_Input data:_
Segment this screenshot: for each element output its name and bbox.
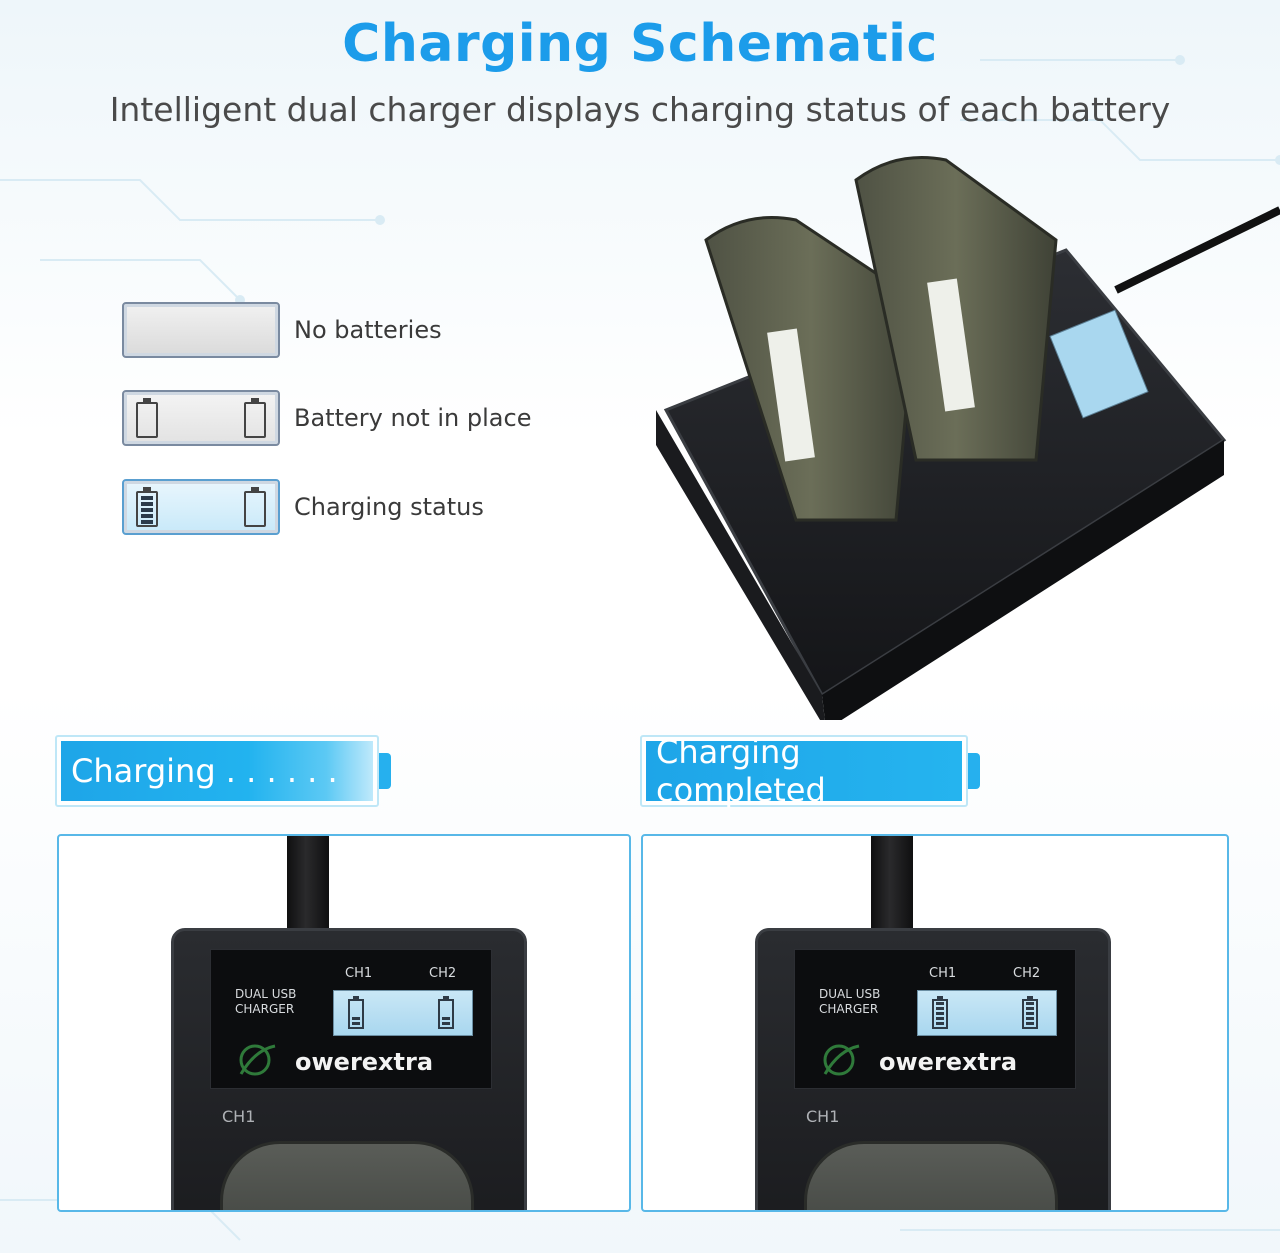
model-line2: CHARGER <box>235 1002 295 1016</box>
legend-item-not-in-place: Battery not in place <box>122 390 531 446</box>
charger-device: CH1 CH2 DUAL USB CHARGER owerextra CH1 <box>171 928 527 1210</box>
legend-label: Battery not in place <box>294 404 532 432</box>
legend-label: No batteries <box>294 316 442 344</box>
usb-cable <box>871 836 913 931</box>
full-battery-icon <box>136 487 158 527</box>
slot-label: CH1 <box>806 1107 840 1126</box>
charging-banner-text: Charging . . . . . . <box>71 752 338 790</box>
charging-banner: Charging . . . . . . <box>55 735 379 807</box>
page-title: Charging Schematic <box>342 14 938 74</box>
banner-battery-tip <box>379 753 391 789</box>
empty-battery-icon <box>136 398 158 438</box>
slot-label: CH1 <box>222 1107 256 1126</box>
charging-completed-banner: Charging completed <box>640 733 968 809</box>
completed-panel: CH1 CH2 DUAL USB CHARGER owerextra CH1 <box>641 834 1229 1212</box>
lcd-charging-indicator <box>122 479 280 535</box>
charger-device: CH1 CH2 DUAL USB CHARGER owerextra CH1 <box>755 928 1111 1210</box>
empty-battery-icon <box>244 487 266 527</box>
ch2-label: CH2 <box>1013 966 1041 981</box>
lcd-not-in-place-indicator <box>122 390 280 446</box>
ch1-label: CH1 <box>345 966 373 981</box>
model-line2: CHARGER <box>819 1002 879 1016</box>
brand-name: owerextra <box>879 1048 1018 1076</box>
charger-screen: CH1 CH2 DUAL USB CHARGER owerextra <box>794 949 1076 1089</box>
legend-item-charging-status: Charging status <box>122 479 484 535</box>
lcd-display <box>333 990 473 1036</box>
ch1-full-battery-icon <box>932 996 948 1029</box>
empty-battery-icon <box>244 398 266 438</box>
model-line1: DUAL USB <box>235 987 297 1001</box>
ch2-full-battery-icon <box>1022 996 1038 1029</box>
usb-cable <box>287 836 329 931</box>
ch2-battery-icon <box>438 996 454 1029</box>
completed-banner-text: Charging completed <box>656 733 826 809</box>
page-subtitle: Intelligent dual charger displays chargi… <box>109 90 1171 129</box>
charging-panel: CH1 CH2 DUAL USB CHARGER owerextra CH1 <box>57 834 631 1212</box>
lcd-empty-indicator <box>122 302 280 358</box>
battery-slot <box>804 1141 1058 1210</box>
legend-item-no-batteries: No batteries <box>122 302 442 358</box>
banner-battery-tip <box>968 753 980 789</box>
ch1-battery-icon <box>348 996 364 1029</box>
brand-name: owerextra <box>295 1048 434 1076</box>
ch1-label: CH1 <box>929 966 957 981</box>
brand-logo-icon <box>239 1044 276 1076</box>
charger-with-batteries-image <box>656 156 1280 720</box>
legend-label: Charging status <box>294 493 484 521</box>
ch2-label: CH2 <box>429 966 457 981</box>
model-line1: DUAL USB <box>819 987 881 1001</box>
brand-logo-icon <box>823 1044 860 1076</box>
lcd-display <box>917 990 1057 1036</box>
charger-screen: CH1 CH2 DUAL USB CHARGER owerextra <box>210 949 492 1089</box>
battery-slot <box>220 1141 474 1210</box>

_Problem details:_ Output every line of the entries above verbatim, and leave the pictures out.

_Answer to the task:_
Segment this screenshot: for each element output its name and bbox.
model-line2: CHARGER <box>235 1002 295 1016</box>
legend-item-not-in-place: Battery not in place <box>122 390 531 446</box>
charger-device: CH1 CH2 DUAL USB CHARGER owerextra CH1 <box>171 928 527 1210</box>
legend-label: Battery not in place <box>294 404 532 432</box>
legend-label: No batteries <box>294 316 442 344</box>
usb-cable <box>871 836 913 931</box>
full-battery-icon <box>136 487 158 527</box>
slot-label: CH1 <box>806 1107 840 1126</box>
charging-banner-text: Charging . . . . . . <box>71 752 338 790</box>
charging-banner: Charging . . . . . . <box>55 735 379 807</box>
page-title: Charging Schematic <box>342 14 938 74</box>
banner-battery-tip <box>379 753 391 789</box>
empty-battery-icon <box>136 398 158 438</box>
slot-label: CH1 <box>222 1107 256 1126</box>
charging-completed-banner: Charging completed <box>640 733 968 809</box>
completed-panel: CH1 CH2 DUAL USB CHARGER owerextra CH1 <box>641 834 1229 1212</box>
lcd-charging-indicator <box>122 479 280 535</box>
charger-device: CH1 CH2 DUAL USB CHARGER owerextra CH1 <box>755 928 1111 1210</box>
empty-battery-icon <box>244 487 266 527</box>
ch2-label: CH2 <box>1013 966 1041 981</box>
lcd-not-in-place-indicator <box>122 390 280 446</box>
ch1-label: CH1 <box>345 966 373 981</box>
model-line2: CHARGER <box>819 1002 879 1016</box>
brand-name: owerextra <box>879 1048 1018 1076</box>
charger-screen: CH1 CH2 DUAL USB CHARGER owerextra <box>794 949 1076 1089</box>
legend-item-charging-status: Charging status <box>122 479 484 535</box>
lcd-display <box>333 990 473 1036</box>
ch1-full-battery-icon <box>932 996 948 1029</box>
empty-battery-icon <box>244 398 266 438</box>
model-line1: DUAL USB <box>235 987 297 1001</box>
ch2-full-battery-icon <box>1022 996 1038 1029</box>
usb-cable <box>287 836 329 931</box>
ch2-battery-icon <box>438 996 454 1029</box>
completed-banner-text: Charging completed <box>656 733 826 809</box>
page-subtitle: Intelligent dual charger displays chargi… <box>109 90 1171 129</box>
charging-panel: CH1 CH2 DUAL USB CHARGER owerextra CH1 <box>57 834 631 1212</box>
lcd-empty-indicator <box>122 302 280 358</box>
battery-slot <box>804 1141 1058 1210</box>
legend-item-no-batteries: No batteries <box>122 302 442 358</box>
banner-battery-tip <box>968 753 980 789</box>
ch1-battery-icon <box>348 996 364 1029</box>
brand-name: owerextra <box>295 1048 434 1076</box>
ch1-label: CH1 <box>929 966 957 981</box>
brand-logo-icon <box>239 1044 276 1076</box>
charger-with-batteries-image <box>656 156 1280 720</box>
legend-label: Charging status <box>294 493 484 521</box>
ch2-label: CH2 <box>429 966 457 981</box>
model-line1: DUAL USB <box>819 987 881 1001</box>
brand-logo-icon <box>823 1044 860 1076</box>
lcd-display <box>917 990 1057 1036</box>
charger-screen: CH1 CH2 DUAL USB CHARGER owerextra <box>210 949 492 1089</box>
battery-slot <box>220 1141 474 1210</box>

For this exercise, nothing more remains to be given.